-- begin Data extract --

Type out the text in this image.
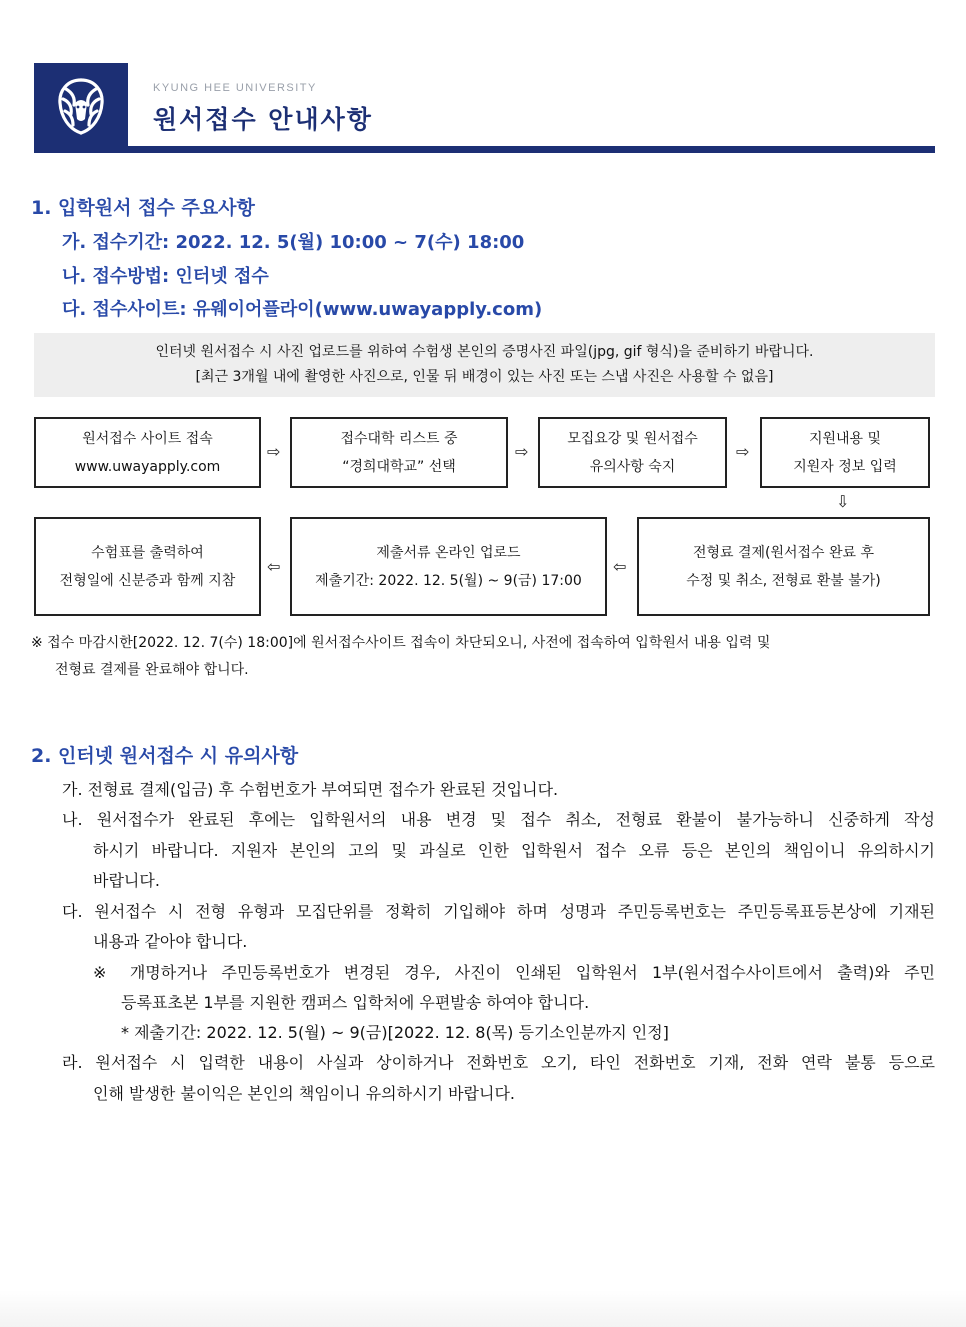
KYUNG HEE UNIVERSITY
원서접수 안내사항
1. 입학원서 접수 주요사항
가. 접수기간: 2022. 12. 5(월) 10:00 ~ 7(수) 18:00
나. 접수방법: 인터넷 접수
다. 접수사이트: 유웨이어플라이(www.uwayapply.com)
인터넷 원서접수 시 사진 업로드를 위하여 수험생 본인의 증명사진 파일(jpg, gif 형식)을 준비하기 바랍니다.
[최근 3개월 내에 촬영한 사진으로, 인물 뒤 배경이 있는 사진 또는 스냅 사진은 사용할 수 없음]
원서접수 사이트 접속
www.uwayapply.com
⇨
접수대학 리스트 중
“경희대학교” 선택
⇨
모집요강 및 원서접수
유의사항 숙지
⇨
지원내용 및
지원자 정보 입력
⇩
전형료 결제(원서접수 완료 후
수정 및 취소, 전형료 환불 불가)
⇦
제출서류 온라인 업로드
제출기간: 2022. 12. 5(월) ~ 9(금) 17:00
⇦
수험표를 출력하여
전형일에 신분증과 함께 지참
※ 접수 마감시한[2022. 12. 7(수) 18:00]에 원서접수사이트 접속이 차단되오니, 사전에 접속하여 입학원서 내용 입력 및
전형료 결제를 완료해야 합니다.
2. 인터넷 원서접수 시 유의사항
가. 전형료 결제(입금) 후 수험번호가 부여되면 접수가 완료된 것입니다.
나. 원서접수가 완료된 후에는 입학원서의 내용 변경 및 접수 취소, 전형료 환불이 불가능하니 신중하게 작성
하시기 바랍니다. 지원자 본인의 고의 및 과실로 인한 입학원서 접수 오류 등은 본인의 책임이니 유의하시기
바랍니다.
다. 원서접수 시 전형 유형과 모집단위를 정확히 기입해야 하며 성명과 주민등록번호는 주민등록표등본상에 기재된
내용과 같아야 합니다.
※ 개명하거나 주민등록번호가 변경된 경우, 사진이 인쇄된 입학원서 1부(원서접수사이트에서 출력)와 주민
등록표초본 1부를 지원한 캠퍼스 입학처에 우편발송 하여야 합니다.
* 제출기간: 2022. 12. 5(월) ~ 9(금)[2022. 12. 8(목) 등기소인분까지 인정]
라. 원서접수 시 입력한 내용이 사실과 상이하거나 전화번호 오기, 타인 전화번호 기재, 전화 연락 불통 등으로
인해 발생한 불이익은 본인의 책임이니 유의하시기 바랍니다.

-- end Data extract --

▸ **To be done**: Give the number of lines in the records above that contain the word "유의하시기". Reply with that number alone.

▸ **Exercise answer**: 2